→ **What to produce**: Extract every line that contains the word "الخريف".

→ **Provided records**:
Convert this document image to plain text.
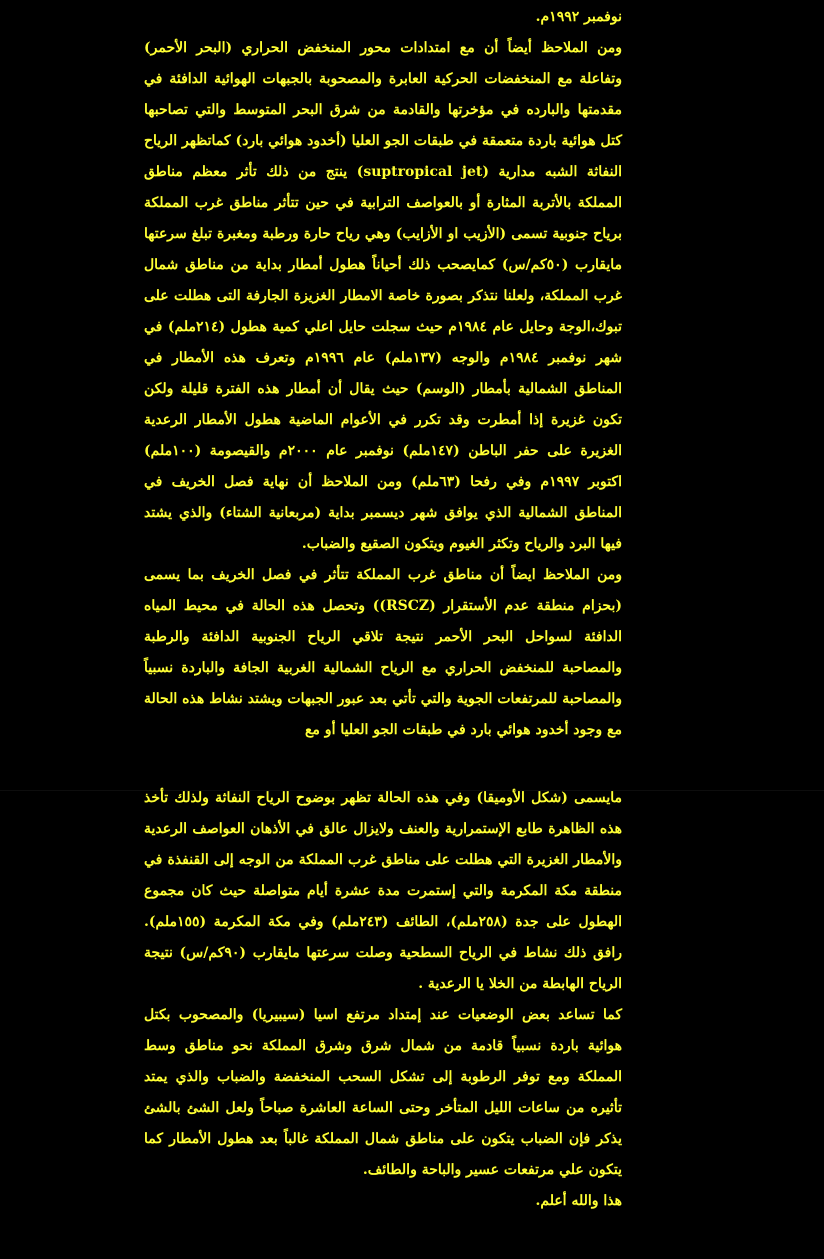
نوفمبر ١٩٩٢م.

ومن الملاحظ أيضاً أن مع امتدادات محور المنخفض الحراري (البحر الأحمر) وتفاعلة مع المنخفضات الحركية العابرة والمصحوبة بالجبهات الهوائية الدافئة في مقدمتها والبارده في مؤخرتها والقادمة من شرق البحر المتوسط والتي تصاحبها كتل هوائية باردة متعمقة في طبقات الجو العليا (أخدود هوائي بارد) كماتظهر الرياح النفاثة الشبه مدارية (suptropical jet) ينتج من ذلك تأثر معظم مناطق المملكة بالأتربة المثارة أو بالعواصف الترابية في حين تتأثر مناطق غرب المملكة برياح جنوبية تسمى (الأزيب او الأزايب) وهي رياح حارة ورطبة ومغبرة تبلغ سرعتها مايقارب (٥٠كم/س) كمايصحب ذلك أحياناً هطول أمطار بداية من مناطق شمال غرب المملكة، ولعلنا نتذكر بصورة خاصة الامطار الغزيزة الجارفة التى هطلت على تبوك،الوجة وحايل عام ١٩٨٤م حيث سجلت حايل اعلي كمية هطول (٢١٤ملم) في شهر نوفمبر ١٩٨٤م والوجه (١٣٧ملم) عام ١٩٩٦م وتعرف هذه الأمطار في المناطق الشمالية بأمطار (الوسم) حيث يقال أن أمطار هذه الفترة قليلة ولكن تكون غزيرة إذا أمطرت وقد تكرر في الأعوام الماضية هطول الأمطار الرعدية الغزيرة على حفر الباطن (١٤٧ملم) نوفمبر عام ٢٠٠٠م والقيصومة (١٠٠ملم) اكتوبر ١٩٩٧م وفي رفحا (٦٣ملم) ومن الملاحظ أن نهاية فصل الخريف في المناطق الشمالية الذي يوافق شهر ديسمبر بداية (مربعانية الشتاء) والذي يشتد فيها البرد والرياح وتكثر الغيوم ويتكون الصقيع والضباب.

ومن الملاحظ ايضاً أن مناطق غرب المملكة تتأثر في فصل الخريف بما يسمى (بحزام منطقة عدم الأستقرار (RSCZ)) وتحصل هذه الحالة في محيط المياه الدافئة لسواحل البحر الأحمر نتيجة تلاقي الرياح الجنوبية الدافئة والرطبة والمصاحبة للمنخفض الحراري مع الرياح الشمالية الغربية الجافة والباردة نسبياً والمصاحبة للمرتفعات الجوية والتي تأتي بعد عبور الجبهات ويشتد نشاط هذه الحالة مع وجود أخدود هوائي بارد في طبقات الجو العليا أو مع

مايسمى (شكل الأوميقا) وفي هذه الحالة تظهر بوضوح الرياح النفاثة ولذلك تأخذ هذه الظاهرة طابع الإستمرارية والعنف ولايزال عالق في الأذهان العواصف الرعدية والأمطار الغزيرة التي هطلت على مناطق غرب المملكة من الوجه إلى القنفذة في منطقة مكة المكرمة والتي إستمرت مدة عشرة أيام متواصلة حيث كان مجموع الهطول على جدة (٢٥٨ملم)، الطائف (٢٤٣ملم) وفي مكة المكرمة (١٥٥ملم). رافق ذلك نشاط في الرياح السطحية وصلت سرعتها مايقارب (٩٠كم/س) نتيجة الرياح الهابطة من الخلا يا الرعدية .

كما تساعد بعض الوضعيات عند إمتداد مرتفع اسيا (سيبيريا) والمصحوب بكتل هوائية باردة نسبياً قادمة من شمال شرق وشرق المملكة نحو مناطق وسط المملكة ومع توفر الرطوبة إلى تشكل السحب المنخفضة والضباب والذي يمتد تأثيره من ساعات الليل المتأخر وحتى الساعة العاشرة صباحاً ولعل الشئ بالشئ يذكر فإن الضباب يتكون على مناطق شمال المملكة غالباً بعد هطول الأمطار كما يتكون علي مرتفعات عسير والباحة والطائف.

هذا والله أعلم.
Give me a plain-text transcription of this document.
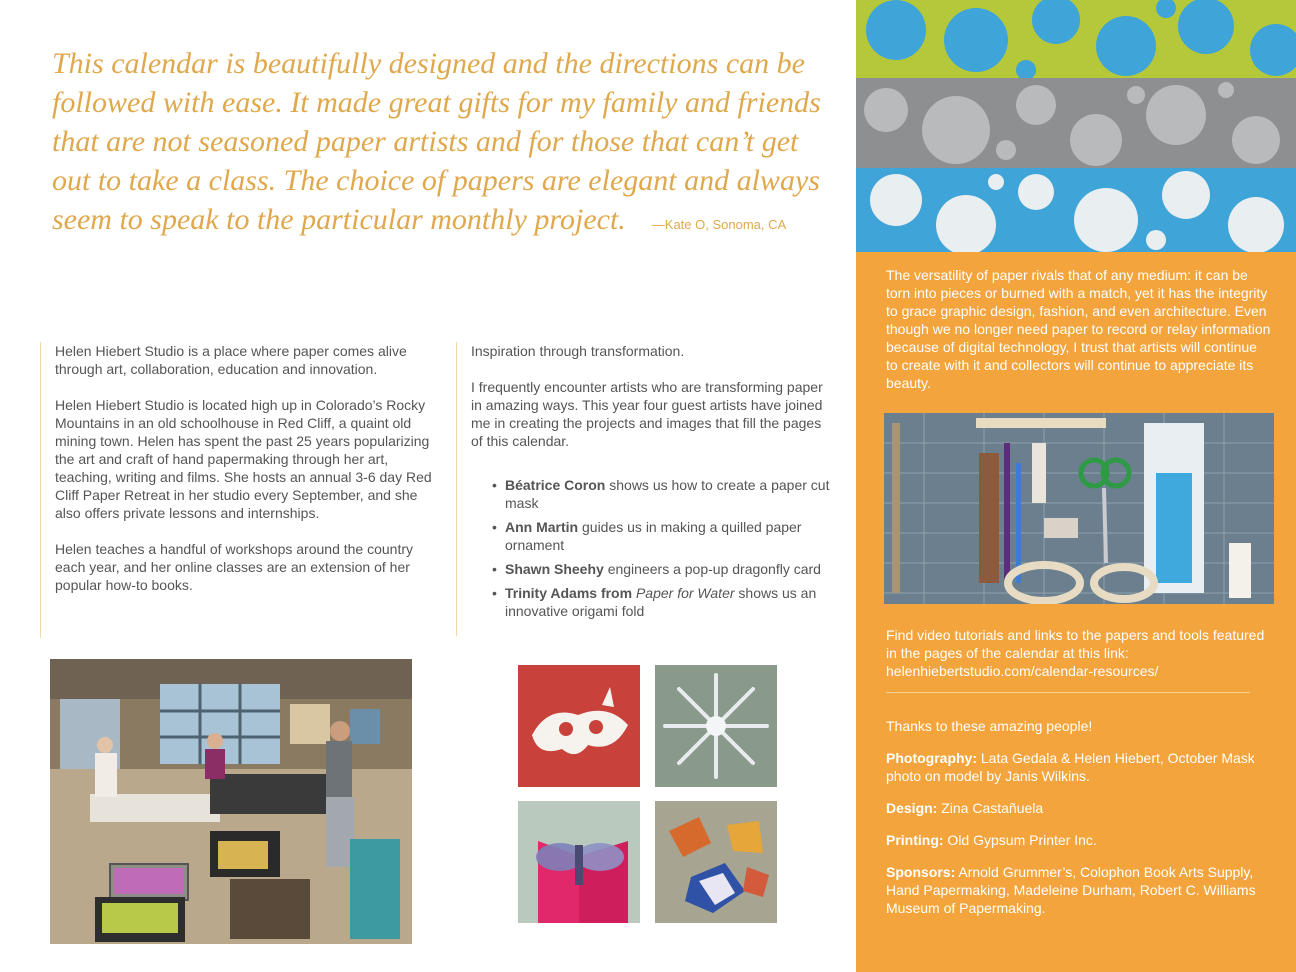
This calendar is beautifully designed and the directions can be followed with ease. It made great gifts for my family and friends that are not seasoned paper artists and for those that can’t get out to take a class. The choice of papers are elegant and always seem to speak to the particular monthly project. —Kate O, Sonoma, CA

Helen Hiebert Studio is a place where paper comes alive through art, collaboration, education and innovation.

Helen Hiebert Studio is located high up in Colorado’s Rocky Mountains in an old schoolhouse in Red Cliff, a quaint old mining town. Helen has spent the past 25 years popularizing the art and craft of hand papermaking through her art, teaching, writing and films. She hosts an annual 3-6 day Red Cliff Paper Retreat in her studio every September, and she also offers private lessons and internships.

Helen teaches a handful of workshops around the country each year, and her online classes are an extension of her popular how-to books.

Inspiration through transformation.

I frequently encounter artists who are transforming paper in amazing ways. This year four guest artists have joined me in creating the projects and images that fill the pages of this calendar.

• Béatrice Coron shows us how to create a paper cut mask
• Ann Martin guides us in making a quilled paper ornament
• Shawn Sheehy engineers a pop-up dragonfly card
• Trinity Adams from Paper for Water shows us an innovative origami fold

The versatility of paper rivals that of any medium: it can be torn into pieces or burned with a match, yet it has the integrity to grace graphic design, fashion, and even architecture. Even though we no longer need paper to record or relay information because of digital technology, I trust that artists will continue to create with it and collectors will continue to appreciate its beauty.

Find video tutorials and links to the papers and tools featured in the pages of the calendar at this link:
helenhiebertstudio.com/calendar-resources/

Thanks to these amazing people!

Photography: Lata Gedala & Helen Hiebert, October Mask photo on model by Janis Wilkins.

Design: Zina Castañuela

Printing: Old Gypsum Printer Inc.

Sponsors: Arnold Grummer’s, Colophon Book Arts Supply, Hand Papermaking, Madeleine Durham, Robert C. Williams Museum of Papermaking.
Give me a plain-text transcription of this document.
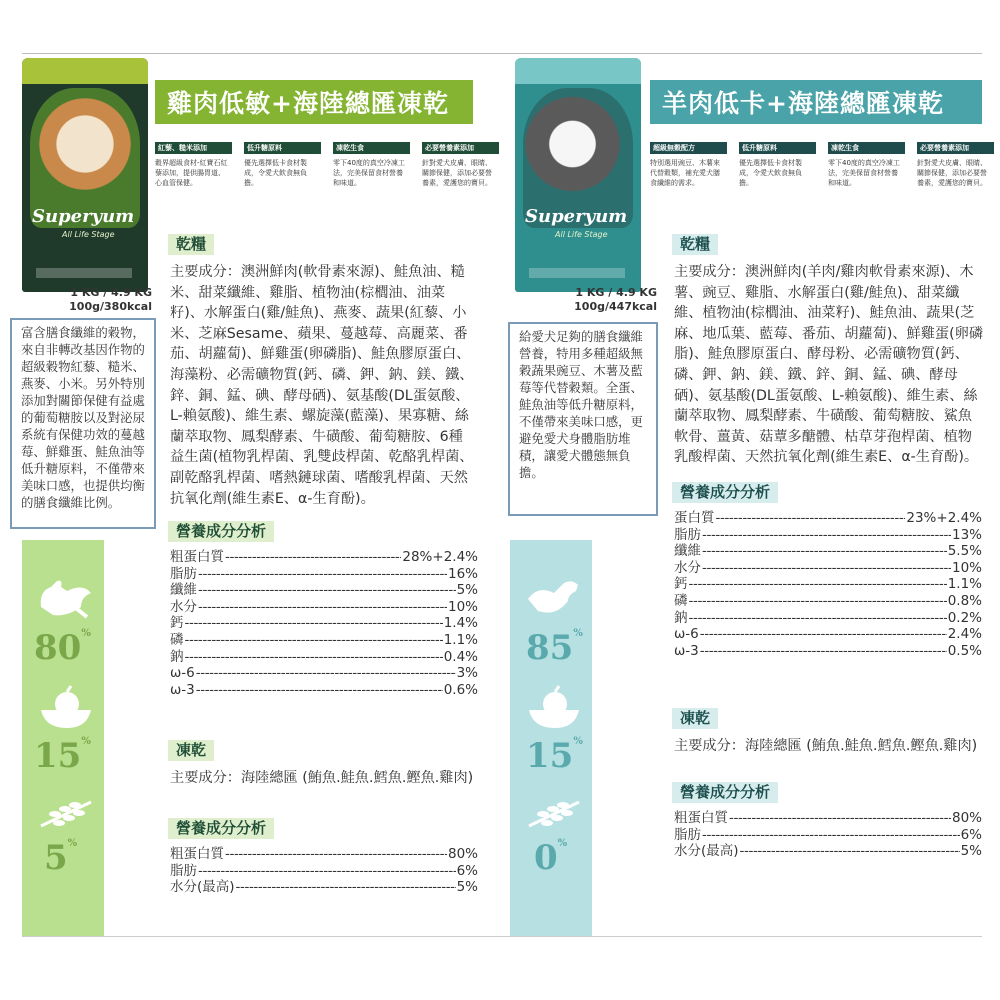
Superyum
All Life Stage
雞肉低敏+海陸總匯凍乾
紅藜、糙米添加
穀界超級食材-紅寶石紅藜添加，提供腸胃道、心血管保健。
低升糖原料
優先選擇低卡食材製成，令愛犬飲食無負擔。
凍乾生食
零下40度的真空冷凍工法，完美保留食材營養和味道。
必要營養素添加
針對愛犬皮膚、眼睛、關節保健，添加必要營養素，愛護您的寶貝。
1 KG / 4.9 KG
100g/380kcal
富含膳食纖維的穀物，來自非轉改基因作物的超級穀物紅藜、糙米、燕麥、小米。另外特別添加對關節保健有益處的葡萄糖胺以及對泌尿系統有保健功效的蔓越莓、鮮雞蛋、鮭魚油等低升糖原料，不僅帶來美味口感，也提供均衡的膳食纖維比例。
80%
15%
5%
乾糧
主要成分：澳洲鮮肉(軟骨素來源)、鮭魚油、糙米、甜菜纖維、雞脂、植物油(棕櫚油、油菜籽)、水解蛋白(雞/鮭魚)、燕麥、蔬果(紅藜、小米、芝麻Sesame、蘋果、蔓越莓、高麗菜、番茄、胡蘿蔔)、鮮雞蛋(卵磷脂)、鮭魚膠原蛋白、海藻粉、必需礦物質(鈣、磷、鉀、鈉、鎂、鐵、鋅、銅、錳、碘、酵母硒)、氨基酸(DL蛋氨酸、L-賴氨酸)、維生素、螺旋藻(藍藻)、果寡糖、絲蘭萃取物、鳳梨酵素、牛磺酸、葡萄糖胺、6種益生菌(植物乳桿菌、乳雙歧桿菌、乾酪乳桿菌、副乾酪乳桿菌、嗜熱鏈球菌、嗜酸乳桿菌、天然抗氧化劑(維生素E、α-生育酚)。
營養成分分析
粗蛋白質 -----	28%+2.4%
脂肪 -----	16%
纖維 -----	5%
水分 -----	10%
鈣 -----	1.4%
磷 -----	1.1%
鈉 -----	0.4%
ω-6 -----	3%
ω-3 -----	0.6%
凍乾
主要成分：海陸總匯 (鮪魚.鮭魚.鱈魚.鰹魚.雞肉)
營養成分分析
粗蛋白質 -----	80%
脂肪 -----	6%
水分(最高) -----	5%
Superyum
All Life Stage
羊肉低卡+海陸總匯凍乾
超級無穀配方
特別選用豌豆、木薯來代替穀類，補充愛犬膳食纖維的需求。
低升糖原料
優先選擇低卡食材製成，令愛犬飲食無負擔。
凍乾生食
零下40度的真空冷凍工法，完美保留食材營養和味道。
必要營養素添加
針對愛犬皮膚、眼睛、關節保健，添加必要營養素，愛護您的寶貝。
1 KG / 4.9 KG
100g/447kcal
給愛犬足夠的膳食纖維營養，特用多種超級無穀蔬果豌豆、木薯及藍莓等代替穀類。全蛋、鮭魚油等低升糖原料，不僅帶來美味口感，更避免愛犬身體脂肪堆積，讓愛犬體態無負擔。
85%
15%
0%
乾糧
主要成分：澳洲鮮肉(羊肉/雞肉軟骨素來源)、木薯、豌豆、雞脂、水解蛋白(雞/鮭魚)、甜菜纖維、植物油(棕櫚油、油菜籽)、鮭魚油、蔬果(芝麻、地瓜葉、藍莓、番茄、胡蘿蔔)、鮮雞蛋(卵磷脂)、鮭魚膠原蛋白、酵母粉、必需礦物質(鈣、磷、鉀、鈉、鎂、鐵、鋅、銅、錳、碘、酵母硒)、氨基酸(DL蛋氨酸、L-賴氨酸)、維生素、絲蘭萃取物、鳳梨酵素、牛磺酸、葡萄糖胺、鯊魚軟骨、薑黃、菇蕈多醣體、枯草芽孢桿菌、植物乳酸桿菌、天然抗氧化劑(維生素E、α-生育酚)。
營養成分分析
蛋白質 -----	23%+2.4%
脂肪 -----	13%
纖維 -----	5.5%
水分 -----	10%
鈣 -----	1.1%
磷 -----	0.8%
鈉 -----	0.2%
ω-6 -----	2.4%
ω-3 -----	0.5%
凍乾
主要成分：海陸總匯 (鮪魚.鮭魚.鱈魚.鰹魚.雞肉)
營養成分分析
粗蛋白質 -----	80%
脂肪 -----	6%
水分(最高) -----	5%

→ **Task result**:
ومن الملاحظ أيضاً أن مع امتدادات محور المنخفض الحراري (البحر الأحمر) وتفاعلة مع المنخفضات الحركية العابرة والمصحوبة بالجبهات الهوائية الدافئة في مقدمتها والبارده في مؤخرتها والقادمة من شرق البحر المتوسط والتي تصاحبها كتل هوائية باردة متعمقة في طبقات الجو العليا (أخدود هوائي بارد) كماتظهر الرياح النفاثة الشبه مدارية (suptropical jet) ينتج من ذلك تأثر معظم مناطق المملكة بالأتربة المثارة أو بالعواصف الترابية في حين تتأثر مناطق غرب المملكة برياح جنوبية تسمى (الأزيب او الأزايب) وهي رياح حارة ورطبة ومغبرة تبلغ سرعتها مايقارب (٥٠كم/س) كمايصحب ذلك أحياناً هطول أمطار بداية من مناطق شمال غرب المملكة، ولعلنا نتذكر بصورة خاصة الامطار الغزيزة الجارفة التى هطلت على تبوك،الوجة وحايل عام ١٩٨٤م حيث سجلت حايل اعلي كمية هطول (٢١٤ملم) في شهر نوفمبر ١٩٨٤م والوجه (١٣٧ملم) عام ١٩٩٦م وتعرف هذه الأمطار في المناطق الشمالية بأمطار (الوسم) حيث يقال أن أمطار هذه الفترة قليلة ولكن تكون غزيرة إذا أمطرت وقد تكرر في الأعوام الماضية هطول الأمطار الرعدية الغزيرة على حفر الباطن (١٤٧ملم) نوفمبر عام ٢٠٠٠م والقيصومة (١٠٠ملم) اكتوبر ١٩٩٧م وفي رفحا (٦٣ملم) ومن الملاحظ أن نهاية فصل الخريف في المناطق الشمالية الذي يوافق شهر ديسمبر بداية (مربعانية الشتاء) والذي يشتد فيها البرد والرياح وتكثر الغيوم ويتكون الصقيع والضباب.
ومن الملاحظ ايضاً أن مناطق غرب المملكة تتأثر في فصل الخريف بما يسمى (بحزام منطقة عدم الأستقرار (RSCZ)) وتحصل هذه الحالة في محيط المياه الدافئة لسواحل البحر الأحمر نتيجة تلاقي الرياح الجنوبية الدافئة والرطبة والمصاحبة للمنخفض الحراري مع الرياح الشمالية الغربية الجافة والباردة نسبياً والمصاحبة للمرتفعات الجوية والتي تأتي بعد عبور الجبهات ويشتد نشاط هذه الحالة مع وجود أخدود هوائي بارد في طبقات الجو العليا أو مع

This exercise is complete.